EXERCISE PROMPT: Print the records again, character for character.

DATA LINES:

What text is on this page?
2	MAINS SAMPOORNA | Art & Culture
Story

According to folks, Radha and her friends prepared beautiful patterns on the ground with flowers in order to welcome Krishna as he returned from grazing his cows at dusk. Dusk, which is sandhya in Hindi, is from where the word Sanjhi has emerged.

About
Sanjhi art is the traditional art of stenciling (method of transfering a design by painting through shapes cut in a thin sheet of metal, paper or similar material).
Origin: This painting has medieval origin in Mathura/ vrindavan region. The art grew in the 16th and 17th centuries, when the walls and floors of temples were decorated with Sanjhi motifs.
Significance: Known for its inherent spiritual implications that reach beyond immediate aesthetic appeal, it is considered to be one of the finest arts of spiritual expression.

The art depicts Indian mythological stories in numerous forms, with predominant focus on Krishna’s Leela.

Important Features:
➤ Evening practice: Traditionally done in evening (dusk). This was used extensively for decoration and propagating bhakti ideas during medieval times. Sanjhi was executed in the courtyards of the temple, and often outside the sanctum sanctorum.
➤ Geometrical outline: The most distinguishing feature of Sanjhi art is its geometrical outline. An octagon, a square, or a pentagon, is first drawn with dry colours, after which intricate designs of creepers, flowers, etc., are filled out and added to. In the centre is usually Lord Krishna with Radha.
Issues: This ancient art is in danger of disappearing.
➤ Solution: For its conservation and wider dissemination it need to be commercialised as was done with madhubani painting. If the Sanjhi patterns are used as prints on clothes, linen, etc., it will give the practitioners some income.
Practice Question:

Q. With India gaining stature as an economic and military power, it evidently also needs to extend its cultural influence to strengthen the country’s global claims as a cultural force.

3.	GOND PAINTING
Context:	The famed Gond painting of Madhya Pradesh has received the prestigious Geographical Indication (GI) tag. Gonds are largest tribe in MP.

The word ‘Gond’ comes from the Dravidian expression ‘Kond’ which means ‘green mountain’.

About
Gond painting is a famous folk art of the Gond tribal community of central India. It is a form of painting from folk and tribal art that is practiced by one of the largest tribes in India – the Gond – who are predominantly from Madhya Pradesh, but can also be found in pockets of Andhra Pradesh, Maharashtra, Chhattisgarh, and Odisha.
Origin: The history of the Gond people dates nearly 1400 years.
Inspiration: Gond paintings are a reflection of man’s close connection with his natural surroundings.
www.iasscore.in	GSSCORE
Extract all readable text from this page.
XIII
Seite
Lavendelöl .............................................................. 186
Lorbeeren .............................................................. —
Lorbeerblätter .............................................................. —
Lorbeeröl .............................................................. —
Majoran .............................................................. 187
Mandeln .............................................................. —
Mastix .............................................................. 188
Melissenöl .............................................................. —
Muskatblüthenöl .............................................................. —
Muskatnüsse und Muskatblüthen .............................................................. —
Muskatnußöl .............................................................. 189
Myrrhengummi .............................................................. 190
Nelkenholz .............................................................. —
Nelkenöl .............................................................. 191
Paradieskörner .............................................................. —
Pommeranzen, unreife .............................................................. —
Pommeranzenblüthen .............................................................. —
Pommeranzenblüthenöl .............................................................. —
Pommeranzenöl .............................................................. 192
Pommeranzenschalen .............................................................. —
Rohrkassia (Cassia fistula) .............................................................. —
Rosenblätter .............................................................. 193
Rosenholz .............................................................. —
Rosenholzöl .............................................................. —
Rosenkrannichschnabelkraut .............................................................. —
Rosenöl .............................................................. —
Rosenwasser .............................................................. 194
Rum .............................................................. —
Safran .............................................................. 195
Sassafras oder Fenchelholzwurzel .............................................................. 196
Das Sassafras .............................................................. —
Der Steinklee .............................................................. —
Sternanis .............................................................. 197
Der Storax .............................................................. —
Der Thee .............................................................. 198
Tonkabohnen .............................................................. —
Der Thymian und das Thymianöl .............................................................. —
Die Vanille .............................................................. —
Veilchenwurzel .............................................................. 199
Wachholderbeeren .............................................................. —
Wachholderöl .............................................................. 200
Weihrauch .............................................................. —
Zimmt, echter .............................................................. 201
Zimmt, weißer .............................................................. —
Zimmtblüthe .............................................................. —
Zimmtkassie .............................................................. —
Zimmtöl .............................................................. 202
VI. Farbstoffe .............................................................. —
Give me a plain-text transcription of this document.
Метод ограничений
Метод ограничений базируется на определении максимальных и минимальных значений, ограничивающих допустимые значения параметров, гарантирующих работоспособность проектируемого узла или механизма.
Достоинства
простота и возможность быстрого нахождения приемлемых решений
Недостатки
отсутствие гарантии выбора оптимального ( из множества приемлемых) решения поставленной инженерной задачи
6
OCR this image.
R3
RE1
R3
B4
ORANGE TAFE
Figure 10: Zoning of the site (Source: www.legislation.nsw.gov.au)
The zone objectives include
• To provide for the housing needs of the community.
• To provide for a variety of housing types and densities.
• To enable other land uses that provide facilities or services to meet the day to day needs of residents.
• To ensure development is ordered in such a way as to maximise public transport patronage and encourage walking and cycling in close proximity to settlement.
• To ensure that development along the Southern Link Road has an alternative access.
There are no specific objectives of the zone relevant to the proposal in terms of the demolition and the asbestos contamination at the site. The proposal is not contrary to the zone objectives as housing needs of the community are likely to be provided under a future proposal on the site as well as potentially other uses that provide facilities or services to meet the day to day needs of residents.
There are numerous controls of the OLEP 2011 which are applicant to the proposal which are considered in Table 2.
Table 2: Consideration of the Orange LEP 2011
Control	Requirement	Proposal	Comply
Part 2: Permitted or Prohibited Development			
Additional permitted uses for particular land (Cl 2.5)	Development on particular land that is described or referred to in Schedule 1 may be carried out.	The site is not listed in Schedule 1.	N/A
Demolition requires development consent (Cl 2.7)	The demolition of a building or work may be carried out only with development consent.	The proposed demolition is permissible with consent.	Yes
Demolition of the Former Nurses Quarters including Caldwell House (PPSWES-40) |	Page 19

EXERCISE OUTPUT:
What text is on this page?
2	MAINS SAMPOORNA | Art & Culture
Story

According to folks, Radha and her friends prepared beautiful patterns on the ground with flowers in order to welcome Krishna as he returned from grazing his cows at dusk. Dusk, which is sandhya in Hindi, is from where the word Sanjhi has emerged.

About
Sanjhi art is the traditional art of stenciling (method of transfering a design by painting through shapes cut in a thin sheet of metal, paper or similar material).
Origin: This painting has medieval origin in Mathura/ vrindavan region. The art grew in the 16th and 17th centuries, when the walls and floors of temples were decorated with Sanjhi motifs.
Significance: Known for its inherent spiritual implications that reach beyond immediate aesthetic appeal, it is considered to be one of the finest arts of spiritual expression.

The art depicts Indian mythological stories in numerous forms, with predominant focus on Krishna’s Leela.

Important Features:
➤ Evening practice: Traditionally done in evening (dusk). This was used extensively for decoration and propagating bhakti ideas during medieval times. Sanjhi was executed in the courtyards of the temple, and often outside the sanctum sanctorum.
➤ Geometrical outline: The most distinguishing feature of Sanjhi art is its geometrical outline. An octagon, a square, or a pentagon, is first drawn with dry colours, after which intricate designs of creepers, flowers, etc., are filled out and added to. In the centre is usually Lord Krishna with Radha.
Issues: This ancient art is in danger of disappearing.
➤ Solution: For its conservation and wider dissemination it need to be commercialised as was done with madhubani painting. If the Sanjhi patterns are used as prints on clothes, linen, etc., it will give the practitioners some income.
Practice Question:

Q. With India gaining stature as an economic and military power, it evidently also needs to extend its cultural influence to strengthen the country’s global claims as a cultural force.

3.	GOND PAINTING
Context:	The famed Gond painting of Madhya Pradesh has received the prestigious Geographical Indication (GI) tag. Gonds are largest tribe in MP.

The word ‘Gond’ comes from the Dravidian expression ‘Kond’ which means ‘green mountain’.

About
Gond painting is a famous folk art of the Gond tribal community of central India. It is a form of painting from folk and tribal art that is practiced by one of the largest tribes in India – the Gond – who are predominantly from Madhya Pradesh, but can also be found in pockets of Andhra Pradesh, Maharashtra, Chhattisgarh, and Odisha.
Origin: The history of the Gond people dates nearly 1400 years.
Inspiration: Gond paintings are a reflection of man’s close connection with his natural surroundings.
www.iasscore.in	GSSCORE
Extract all readable text from this page.
XIII
Seite
Lavendelöl .............................................................. 186
Lorbeeren .............................................................. —
Lorbeerblätter .............................................................. —
Lorbeeröl .............................................................. —
Majoran .............................................................. 187
Mandeln .............................................................. —
Mastix .............................................................. 188
Melissenöl .............................................................. —
Muskatblüthenöl .............................................................. —
Muskatnüsse und Muskatblüthen .............................................................. —
Muskatnußöl .............................................................. 189
Myrrhengummi .............................................................. 190
Nelkenholz .............................................................. —
Nelkenöl .............................................................. 191
Paradieskörner .............................................................. —
Pommeranzen, unreife .............................................................. —
Pommeranzenblüthen .............................................................. —
Pommeranzenblüthenöl .............................................................. —
Pommeranzenöl .............................................................. 192
Pommeranzenschalen .............................................................. —
Rohrkassia (Cassia fistula) .............................................................. —
Rosenblätter .............................................................. 193
Rosenholz .............................................................. —
Rosenholzöl .............................................................. —
Rosenkrannichschnabelkraut .............................................................. —
Rosenöl .............................................................. —
Rosenwasser .............................................................. 194
Rum .............................................................. —
Safran .............................................................. 195
Sassafras oder Fenchelholzwurzel .............................................................. 196
Das Sassafras .............................................................. —
Der Steinklee .............................................................. —
Sternanis .............................................................. 197
Der Storax .............................................................. —
Der Thee .............................................................. 198
Tonkabohnen .............................................................. —
Der Thymian und das Thymianöl .............................................................. —
Die Vanille .............................................................. —
Veilchenwurzel .............................................................. 199
Wachholderbeeren .............................................................. —
Wachholderöl .............................................................. 200
Weihrauch .............................................................. —
Zimmt, echter .............................................................. 201
Zimmt, weißer .............................................................. —
Zimmtblüthe .............................................................. —
Zimmtkassie .............................................................. —
Zimmtöl .............................................................. 202
VI. Farbstoffe .............................................................. —
Give me a plain-text transcription of this document.
Метод ограничений
Метод ограничений базируется на определении максимальных и минимальных значений, ограничивающих допустимые значения параметров, гарантирующих работоспособность проектируемого узла или механизма.
Достоинства
простота и возможность быстрого нахождения приемлемых решений
Недостатки
отсутствие гарантии выбора оптимального ( из множества приемлемых) решения поставленной инженерной задачи
6
OCR this image.
R3
RE1
R3
B4
ORANGE TAFE
Figure 10: Zoning of the site (Source: www.legislation.nsw.gov.au)
The zone objectives include
• To provide for the housing needs of the community.
• To provide for a variety of housing types and densities.
• To enable other land uses that provide facilities or services to meet the day to day needs of residents.
• To ensure development is ordered in such a way as to maximise public transport patronage and encourage walking and cycling in close proximity to settlement.
• To ensure that development along the Southern Link Road has an alternative access.
There are no specific objectives of the zone relevant to the proposal in terms of the demolition and the asbestos contamination at the site. The proposal is not contrary to the zone objectives as housing needs of the community are likely to be provided under a future proposal on the site as well as potentially other uses that provide facilities or services to meet the day to day needs of residents.
There are numerous controls of the OLEP 2011 which are applicant to the proposal which are considered in Table 2.
Table 2: Consideration of the Orange LEP 2011
Control	Requirement	Proposal	Comply
Part 2: Permitted or Prohibited Development			
Additional permitted uses for particular land (Cl 2.5)	Development on particular land that is described or referred to in Schedule 1 may be carried out.	The site is not listed in Schedule 1.	N/A
Demolition requires development consent (Cl 2.7)	The demolition of a building or work may be carried out only with development consent.	The proposed demolition is permissible with consent.	Yes
Demolition of the Former Nurses Quarters including Caldwell House (PPSWES-40) |	Page 19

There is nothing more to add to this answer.